> **YOUR INSTRUCTIONS**
Return all of the data exactly as given.

[Figure content listings]
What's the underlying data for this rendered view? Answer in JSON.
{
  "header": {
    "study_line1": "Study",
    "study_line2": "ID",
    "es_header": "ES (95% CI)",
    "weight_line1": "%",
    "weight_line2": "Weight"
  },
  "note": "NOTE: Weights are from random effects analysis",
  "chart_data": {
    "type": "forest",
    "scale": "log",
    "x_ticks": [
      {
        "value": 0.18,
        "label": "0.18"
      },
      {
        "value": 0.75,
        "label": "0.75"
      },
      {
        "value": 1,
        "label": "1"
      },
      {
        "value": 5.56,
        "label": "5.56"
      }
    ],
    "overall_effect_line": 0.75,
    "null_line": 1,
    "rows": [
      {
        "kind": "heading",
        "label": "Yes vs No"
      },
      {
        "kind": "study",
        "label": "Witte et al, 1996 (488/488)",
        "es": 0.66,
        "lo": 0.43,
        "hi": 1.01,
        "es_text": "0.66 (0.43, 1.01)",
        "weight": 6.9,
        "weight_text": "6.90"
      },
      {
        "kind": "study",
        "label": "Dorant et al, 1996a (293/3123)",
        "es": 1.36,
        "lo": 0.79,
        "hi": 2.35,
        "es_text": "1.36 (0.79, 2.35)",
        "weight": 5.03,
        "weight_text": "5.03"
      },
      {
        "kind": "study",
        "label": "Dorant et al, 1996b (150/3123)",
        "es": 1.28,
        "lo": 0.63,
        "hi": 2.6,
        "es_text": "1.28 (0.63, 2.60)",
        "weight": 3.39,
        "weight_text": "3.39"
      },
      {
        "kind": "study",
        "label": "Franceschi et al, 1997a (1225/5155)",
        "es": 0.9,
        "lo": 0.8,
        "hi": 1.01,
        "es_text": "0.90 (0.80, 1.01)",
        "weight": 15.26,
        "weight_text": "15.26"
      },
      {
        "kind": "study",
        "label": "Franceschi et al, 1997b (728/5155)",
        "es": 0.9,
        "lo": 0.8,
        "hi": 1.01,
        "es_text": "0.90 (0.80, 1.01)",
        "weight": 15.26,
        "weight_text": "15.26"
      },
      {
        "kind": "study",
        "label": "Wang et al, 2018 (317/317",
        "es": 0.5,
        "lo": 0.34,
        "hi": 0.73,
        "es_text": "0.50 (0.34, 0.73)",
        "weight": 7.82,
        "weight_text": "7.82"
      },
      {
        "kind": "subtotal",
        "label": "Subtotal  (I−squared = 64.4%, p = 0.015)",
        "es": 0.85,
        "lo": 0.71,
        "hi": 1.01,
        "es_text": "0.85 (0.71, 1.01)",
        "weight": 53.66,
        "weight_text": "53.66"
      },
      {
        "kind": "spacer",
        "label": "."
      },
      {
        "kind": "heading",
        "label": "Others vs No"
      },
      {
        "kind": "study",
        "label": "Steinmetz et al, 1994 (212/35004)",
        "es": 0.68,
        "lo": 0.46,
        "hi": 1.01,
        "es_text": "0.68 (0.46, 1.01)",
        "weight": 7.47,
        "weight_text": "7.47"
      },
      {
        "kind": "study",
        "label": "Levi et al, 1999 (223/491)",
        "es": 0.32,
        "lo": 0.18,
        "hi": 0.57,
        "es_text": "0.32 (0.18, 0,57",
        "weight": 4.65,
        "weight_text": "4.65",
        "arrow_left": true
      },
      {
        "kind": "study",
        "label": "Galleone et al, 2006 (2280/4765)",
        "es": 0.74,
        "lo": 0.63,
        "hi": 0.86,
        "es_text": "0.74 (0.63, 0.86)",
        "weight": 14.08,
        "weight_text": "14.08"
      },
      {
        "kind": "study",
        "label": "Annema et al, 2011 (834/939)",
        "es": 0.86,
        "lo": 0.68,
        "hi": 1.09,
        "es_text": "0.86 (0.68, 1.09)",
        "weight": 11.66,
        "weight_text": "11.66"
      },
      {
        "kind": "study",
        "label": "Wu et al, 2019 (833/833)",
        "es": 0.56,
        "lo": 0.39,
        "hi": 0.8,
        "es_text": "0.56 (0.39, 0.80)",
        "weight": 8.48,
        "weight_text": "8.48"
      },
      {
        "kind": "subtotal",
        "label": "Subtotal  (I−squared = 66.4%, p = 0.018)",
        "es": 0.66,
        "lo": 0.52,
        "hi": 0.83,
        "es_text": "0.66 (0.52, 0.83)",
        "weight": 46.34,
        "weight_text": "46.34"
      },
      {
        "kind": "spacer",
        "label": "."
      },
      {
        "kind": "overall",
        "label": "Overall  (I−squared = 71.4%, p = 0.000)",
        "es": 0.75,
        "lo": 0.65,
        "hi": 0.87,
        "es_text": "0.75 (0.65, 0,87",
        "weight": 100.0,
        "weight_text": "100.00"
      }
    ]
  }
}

> **TASK RESULT**
What's the underlying data for this rendered view? Answer in JSON.
{
  "header": {
    "study_line1": "Study",
    "study_line2": "ID",
    "es_header": "ES (95% CI)",
    "weight_line1": "%",
    "weight_line2": "Weight"
  },
  "note": "NOTE: Weights are from random effects analysis",
  "chart_data": {
    "type": "forest",
    "scale": "log",
    "x_ticks": [
      {
        "value": 0.18,
        "label": "0.18"
      },
      {
        "value": 0.75,
        "label": "0.75"
      },
      {
        "value": 1,
        "label": "1"
      },
      {
        "value": 5.56,
        "label": "5.56"
      }
    ],
    "overall_effect_line": 0.75,
    "null_line": 1,
    "rows": [
      {
        "kind": "heading",
        "label": "Yes vs No"
      },
      {
        "kind": "study",
        "label": "Witte et al, 1996 (488/488)",
        "es": 0.66,
        "lo": 0.43,
        "hi": 1.01,
        "es_text": "0.66 (0.43, 1.01)",
        "weight": 6.9,
        "weight_text": "6.90"
      },
      {
        "kind": "study",
        "label": "Dorant et al, 1996a (293/3123)",
        "es": 1.36,
        "lo": 0.79,
        "hi": 2.35,
        "es_text": "1.36 (0.79, 2.35)",
        "weight": 5.03,
        "weight_text": "5.03"
      },
      {
        "kind": "study",
        "label": "Dorant et al, 1996b (150/3123)",
        "es": 1.28,
        "lo": 0.63,
        "hi": 2.6,
        "es_text": "1.28 (0.63, 2.60)",
        "weight": 3.39,
        "weight_text": "3.39"
      },
      {
        "kind": "study",
        "label": "Franceschi et al, 1997a (1225/5155)",
        "es": 0.9,
        "lo": 0.8,
        "hi": 1.01,
        "es_text": "0.90 (0.80, 1.01)",
        "weight": 15.26,
        "weight_text": "15.26"
      },
      {
        "kind": "study",
        "label": "Franceschi et al, 1997b (728/5155)",
        "es": 0.9,
        "lo": 0.8,
        "hi": 1.01,
        "es_text": "0.90 (0.80, 1.01)",
        "weight": 15.26,
        "weight_text": "15.26"
      },
      {
        "kind": "study",
        "label": "Wang et al, 2018 (317/317",
        "es": 0.5,
        "lo": 0.34,
        "hi": 0.73,
        "es_text": "0.50 (0.34, 0.73)",
        "weight": 7.82,
        "weight_text": "7.82"
      },
      {
        "kind": "subtotal",
        "label": "Subtotal  (I−squared = 64.4%, p = 0.015)",
        "es": 0.85,
        "lo": 0.71,
        "hi": 1.01,
        "es_text": "0.85 (0.71, 1.01)",
        "weight": 53.66,
        "weight_text": "53.66"
      },
      {
        "kind": "spacer",
        "label": "."
      },
      {
        "kind": "heading",
        "label": "Others vs No"
      },
      {
        "kind": "study",
        "label": "Steinmetz et al, 1994 (212/35004)",
        "es": 0.68,
        "lo": 0.46,
        "hi": 1.01,
        "es_text": "0.68 (0.46, 1.01)",
        "weight": 7.47,
        "weight_text": "7.47"
      },
      {
        "kind": "study",
        "label": "Levi et al, 1999 (223/491)",
        "es": 0.32,
        "lo": 0.18,
        "hi": 0.57,
        "es_text": "0.32 (0.18, 0,57",
        "weight": 4.65,
        "weight_text": "4.65",
        "arrow_left": true
      },
      {
        "kind": "study",
        "label": "Galleone et al, 2006 (2280/4765)",
        "es": 0.74,
        "lo": 0.63,
        "hi": 0.86,
        "es_text": "0.74 (0.63, 0.86)",
        "weight": 14.08,
        "weight_text": "14.08"
      },
      {
        "kind": "study",
        "label": "Annema et al, 2011 (834/939)",
        "es": 0.86,
        "lo": 0.68,
        "hi": 1.09,
        "es_text": "0.86 (0.68, 1.09)",
        "weight": 11.66,
        "weight_text": "11.66"
      },
      {
        "kind": "study",
        "label": "Wu et al, 2019 (833/833)",
        "es": 0.56,
        "lo": 0.39,
        "hi": 0.8,
        "es_text": "0.56 (0.39, 0.80)",
        "weight": 8.48,
        "weight_text": "8.48"
      },
      {
        "kind": "subtotal",
        "label": "Subtotal  (I−squared = 66.4%, p = 0.018)",
        "es": 0.66,
        "lo": 0.52,
        "hi": 0.83,
        "es_text": "0.66 (0.52, 0.83)",
        "weight": 46.34,
        "weight_text": "46.34"
      },
      {
        "kind": "spacer",
        "label": "."
      },
      {
        "kind": "overall",
        "label": "Overall  (I−squared = 71.4%, p = 0.000)",
        "es": 0.75,
        "lo": 0.65,
        "hi": 0.87,
        "es_text": "0.75 (0.65, 0,87",
        "weight": 100.0,
        "weight_text": "100.00"
      }
    ]
  }
}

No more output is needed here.